▶ **WHAT IS EXPECTED**
Go through the listing and copy each line with the string "photo".

● ● ● ●

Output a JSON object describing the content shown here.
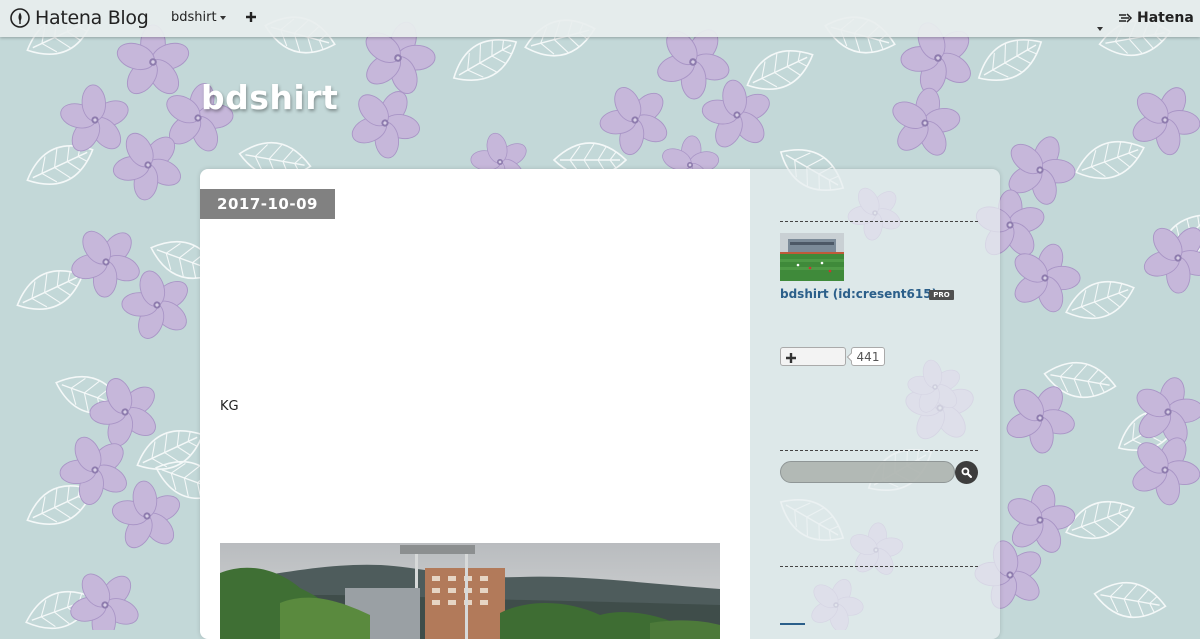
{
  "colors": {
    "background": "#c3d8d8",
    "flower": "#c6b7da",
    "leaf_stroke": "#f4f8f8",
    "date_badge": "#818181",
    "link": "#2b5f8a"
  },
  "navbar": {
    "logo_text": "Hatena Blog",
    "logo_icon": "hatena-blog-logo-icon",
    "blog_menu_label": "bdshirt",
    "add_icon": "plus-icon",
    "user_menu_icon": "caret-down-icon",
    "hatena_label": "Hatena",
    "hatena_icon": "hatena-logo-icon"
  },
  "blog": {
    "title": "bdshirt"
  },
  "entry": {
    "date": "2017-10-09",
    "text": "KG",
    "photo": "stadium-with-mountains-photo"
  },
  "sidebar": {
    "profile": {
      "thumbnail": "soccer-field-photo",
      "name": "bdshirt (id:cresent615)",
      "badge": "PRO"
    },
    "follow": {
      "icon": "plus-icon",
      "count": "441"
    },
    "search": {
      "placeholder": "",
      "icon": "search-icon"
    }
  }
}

● ● ● ●

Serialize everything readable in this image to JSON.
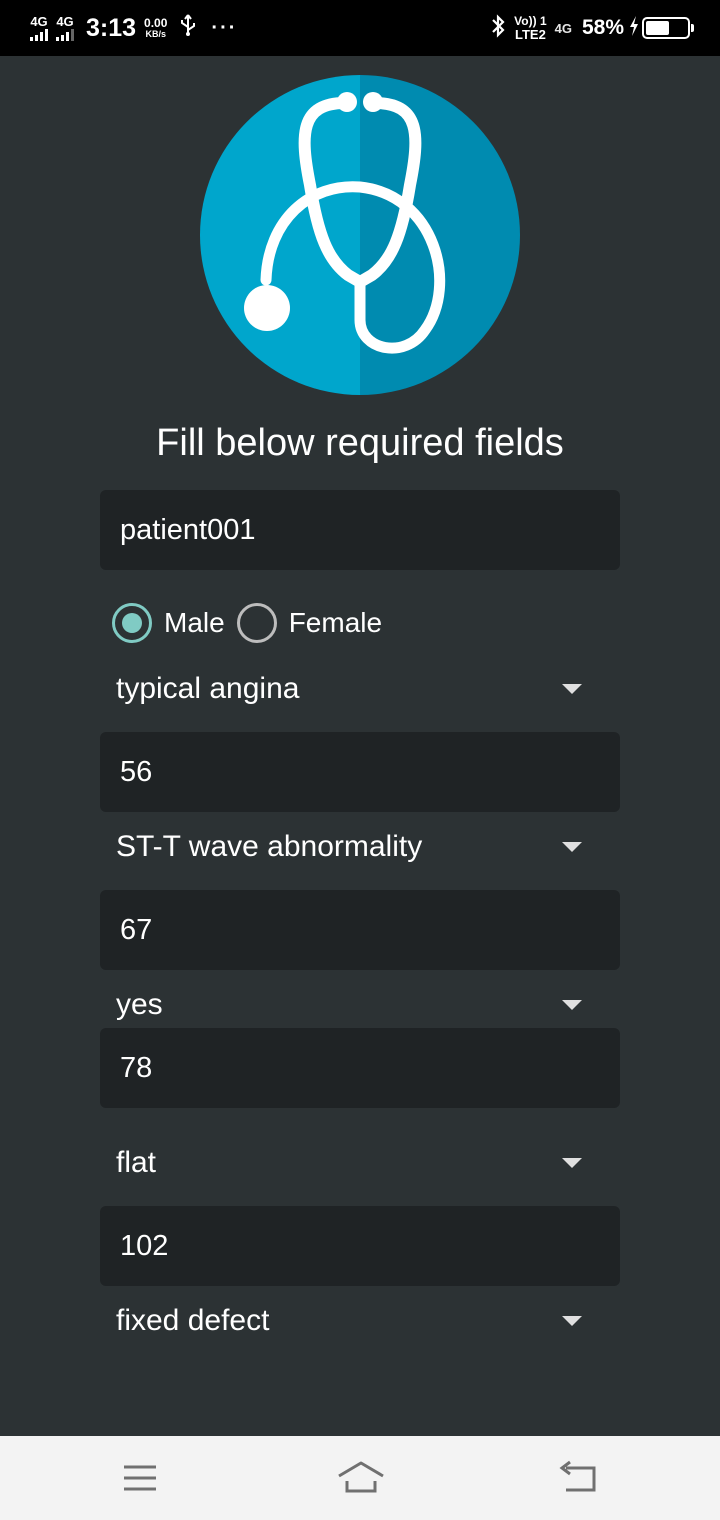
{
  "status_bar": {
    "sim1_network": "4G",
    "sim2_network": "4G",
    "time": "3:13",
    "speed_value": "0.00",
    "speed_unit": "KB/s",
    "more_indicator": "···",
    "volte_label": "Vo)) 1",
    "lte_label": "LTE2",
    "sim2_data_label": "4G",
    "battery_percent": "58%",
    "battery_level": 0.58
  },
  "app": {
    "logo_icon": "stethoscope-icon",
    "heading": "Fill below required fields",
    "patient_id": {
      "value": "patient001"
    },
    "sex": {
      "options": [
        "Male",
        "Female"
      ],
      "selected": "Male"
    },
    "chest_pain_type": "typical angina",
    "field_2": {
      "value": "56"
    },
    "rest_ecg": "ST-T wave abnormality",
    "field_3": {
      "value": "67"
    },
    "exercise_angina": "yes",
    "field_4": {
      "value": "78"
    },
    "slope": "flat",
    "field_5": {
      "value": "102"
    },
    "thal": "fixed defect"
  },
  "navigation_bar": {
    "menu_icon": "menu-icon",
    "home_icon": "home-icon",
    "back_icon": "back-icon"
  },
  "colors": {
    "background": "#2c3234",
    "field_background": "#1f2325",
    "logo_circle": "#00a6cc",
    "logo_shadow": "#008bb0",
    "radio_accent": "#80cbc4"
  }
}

● ● ● ●

▶ **FINISHED ANSWER**
    "photo": "stadium-with-mountains-photo"
      "thumbnail": "soccer-field-photo",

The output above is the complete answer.